» **What this task involves**
Of the lines in these entries, how many contain the string "Мероприятия"? Give the number and nothing else.

» **Task material**
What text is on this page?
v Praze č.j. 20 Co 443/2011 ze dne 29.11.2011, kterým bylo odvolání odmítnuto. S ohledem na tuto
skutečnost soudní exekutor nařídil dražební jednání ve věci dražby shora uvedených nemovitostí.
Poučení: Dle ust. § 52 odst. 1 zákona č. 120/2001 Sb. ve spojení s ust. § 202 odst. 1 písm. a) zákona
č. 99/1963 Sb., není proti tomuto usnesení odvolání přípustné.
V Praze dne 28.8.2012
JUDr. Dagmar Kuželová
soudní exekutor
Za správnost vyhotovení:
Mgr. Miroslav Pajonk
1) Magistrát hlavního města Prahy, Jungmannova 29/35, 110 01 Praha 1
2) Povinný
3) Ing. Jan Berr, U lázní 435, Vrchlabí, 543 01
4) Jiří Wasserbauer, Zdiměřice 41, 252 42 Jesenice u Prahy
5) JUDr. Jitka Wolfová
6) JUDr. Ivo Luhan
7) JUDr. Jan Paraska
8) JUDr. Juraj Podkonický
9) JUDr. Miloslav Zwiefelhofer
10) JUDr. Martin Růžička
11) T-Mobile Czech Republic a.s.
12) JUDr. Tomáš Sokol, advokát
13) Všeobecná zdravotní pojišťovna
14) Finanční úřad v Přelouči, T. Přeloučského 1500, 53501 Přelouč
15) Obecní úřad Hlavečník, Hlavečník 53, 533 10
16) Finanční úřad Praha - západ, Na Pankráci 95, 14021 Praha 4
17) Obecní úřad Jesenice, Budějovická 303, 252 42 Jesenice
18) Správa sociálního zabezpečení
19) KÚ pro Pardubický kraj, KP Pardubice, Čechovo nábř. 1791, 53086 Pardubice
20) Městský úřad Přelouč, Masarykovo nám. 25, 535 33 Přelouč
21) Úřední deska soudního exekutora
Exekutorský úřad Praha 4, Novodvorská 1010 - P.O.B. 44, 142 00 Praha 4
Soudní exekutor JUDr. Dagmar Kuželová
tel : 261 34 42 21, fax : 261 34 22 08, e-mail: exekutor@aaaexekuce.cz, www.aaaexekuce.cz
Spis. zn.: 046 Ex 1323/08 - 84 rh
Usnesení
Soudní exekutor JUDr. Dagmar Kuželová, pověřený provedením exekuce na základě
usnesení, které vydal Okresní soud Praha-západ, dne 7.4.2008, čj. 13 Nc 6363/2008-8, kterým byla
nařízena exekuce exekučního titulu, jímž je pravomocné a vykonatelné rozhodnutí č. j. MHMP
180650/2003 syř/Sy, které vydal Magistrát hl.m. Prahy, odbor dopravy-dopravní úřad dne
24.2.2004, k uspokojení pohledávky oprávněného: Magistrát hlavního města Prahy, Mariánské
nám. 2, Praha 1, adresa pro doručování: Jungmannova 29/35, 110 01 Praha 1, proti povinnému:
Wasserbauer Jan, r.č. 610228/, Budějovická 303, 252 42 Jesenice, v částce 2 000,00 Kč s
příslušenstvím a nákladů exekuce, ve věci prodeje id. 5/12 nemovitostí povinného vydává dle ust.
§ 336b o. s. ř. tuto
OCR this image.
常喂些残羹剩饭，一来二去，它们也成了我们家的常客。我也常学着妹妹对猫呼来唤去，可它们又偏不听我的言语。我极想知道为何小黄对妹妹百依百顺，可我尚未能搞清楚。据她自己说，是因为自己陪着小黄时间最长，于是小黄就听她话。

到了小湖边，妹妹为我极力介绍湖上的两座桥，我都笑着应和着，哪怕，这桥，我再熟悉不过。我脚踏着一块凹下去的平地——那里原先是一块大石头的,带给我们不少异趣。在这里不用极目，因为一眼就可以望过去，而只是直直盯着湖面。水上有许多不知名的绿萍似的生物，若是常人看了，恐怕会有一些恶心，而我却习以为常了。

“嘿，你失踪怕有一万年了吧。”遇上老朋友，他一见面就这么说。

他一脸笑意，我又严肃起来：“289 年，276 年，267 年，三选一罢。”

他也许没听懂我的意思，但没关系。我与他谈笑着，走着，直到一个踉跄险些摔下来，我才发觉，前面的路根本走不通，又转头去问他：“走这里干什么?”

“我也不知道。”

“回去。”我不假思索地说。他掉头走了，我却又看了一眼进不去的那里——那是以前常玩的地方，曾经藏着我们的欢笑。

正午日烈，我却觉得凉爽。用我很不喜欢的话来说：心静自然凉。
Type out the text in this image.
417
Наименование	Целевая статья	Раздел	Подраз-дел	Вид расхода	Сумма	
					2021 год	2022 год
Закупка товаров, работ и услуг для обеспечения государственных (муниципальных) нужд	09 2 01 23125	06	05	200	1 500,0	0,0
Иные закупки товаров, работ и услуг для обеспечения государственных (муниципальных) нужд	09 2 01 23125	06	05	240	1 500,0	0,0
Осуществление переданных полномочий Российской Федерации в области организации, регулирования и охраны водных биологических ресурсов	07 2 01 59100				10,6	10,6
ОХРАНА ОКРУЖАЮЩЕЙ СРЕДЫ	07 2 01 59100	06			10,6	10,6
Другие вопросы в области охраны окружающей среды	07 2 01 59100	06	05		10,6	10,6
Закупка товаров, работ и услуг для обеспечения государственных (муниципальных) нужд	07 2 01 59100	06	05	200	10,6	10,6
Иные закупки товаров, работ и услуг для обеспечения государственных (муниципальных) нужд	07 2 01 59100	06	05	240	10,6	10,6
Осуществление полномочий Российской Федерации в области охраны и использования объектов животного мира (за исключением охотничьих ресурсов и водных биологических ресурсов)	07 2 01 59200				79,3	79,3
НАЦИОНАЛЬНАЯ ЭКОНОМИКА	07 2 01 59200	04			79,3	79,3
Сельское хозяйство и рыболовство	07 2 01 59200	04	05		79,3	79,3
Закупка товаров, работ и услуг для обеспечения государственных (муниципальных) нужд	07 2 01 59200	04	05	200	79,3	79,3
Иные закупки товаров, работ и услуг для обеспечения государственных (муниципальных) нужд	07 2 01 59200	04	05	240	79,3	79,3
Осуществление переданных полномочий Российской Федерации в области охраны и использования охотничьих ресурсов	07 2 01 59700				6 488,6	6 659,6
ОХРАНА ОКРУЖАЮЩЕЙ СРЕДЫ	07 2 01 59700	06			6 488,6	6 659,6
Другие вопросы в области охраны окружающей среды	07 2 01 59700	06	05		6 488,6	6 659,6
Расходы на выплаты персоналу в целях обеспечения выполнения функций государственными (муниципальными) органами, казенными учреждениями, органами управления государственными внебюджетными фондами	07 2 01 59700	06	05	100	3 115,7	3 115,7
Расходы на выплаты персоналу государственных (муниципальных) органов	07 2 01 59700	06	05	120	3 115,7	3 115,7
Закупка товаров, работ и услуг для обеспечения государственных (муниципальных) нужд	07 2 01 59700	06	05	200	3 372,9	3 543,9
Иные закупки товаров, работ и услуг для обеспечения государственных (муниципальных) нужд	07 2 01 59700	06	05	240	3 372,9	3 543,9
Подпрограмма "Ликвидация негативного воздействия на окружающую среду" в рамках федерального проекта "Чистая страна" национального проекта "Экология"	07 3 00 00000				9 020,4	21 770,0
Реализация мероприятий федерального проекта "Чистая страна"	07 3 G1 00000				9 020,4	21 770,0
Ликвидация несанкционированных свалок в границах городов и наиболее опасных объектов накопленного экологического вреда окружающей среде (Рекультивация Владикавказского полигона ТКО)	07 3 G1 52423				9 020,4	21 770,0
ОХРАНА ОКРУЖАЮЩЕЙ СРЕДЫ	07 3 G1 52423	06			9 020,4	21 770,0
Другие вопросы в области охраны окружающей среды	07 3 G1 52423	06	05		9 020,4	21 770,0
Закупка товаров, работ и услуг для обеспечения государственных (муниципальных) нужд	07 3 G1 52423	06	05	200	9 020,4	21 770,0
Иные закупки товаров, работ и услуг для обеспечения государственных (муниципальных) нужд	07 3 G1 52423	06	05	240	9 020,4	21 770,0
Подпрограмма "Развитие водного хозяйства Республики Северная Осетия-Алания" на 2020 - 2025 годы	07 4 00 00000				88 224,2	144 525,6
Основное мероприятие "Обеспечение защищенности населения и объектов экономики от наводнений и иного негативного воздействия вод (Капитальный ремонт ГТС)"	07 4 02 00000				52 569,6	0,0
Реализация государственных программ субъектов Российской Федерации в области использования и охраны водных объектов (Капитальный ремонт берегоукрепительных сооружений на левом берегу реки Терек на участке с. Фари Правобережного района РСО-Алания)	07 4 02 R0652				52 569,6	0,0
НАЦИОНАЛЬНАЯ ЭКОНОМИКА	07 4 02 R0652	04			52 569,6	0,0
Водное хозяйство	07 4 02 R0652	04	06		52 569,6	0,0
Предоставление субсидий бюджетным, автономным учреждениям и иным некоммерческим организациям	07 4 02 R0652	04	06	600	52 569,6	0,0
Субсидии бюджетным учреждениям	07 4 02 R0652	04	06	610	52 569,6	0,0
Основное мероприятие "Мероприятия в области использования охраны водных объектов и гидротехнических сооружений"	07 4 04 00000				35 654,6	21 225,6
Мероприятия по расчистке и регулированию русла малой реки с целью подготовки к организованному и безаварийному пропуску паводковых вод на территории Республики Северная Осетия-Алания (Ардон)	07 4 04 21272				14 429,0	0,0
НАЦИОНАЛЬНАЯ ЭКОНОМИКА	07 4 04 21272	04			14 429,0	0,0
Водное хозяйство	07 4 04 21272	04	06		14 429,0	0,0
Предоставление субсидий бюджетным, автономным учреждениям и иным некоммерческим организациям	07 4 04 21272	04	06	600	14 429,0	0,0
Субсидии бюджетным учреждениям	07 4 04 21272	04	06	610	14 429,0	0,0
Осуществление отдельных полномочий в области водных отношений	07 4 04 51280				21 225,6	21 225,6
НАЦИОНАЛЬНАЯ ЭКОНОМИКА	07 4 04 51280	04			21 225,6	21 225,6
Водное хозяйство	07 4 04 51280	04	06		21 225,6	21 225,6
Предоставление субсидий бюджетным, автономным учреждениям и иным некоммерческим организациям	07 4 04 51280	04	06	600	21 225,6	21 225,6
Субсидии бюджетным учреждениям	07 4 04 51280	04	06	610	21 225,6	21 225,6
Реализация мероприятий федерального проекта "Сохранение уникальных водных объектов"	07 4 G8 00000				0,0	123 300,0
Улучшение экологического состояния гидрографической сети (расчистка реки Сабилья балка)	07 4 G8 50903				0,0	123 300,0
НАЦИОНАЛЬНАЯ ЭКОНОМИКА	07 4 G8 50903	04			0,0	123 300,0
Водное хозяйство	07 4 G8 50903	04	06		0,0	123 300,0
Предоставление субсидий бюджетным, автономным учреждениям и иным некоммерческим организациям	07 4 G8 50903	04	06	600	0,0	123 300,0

» **Reply to the exercise**
2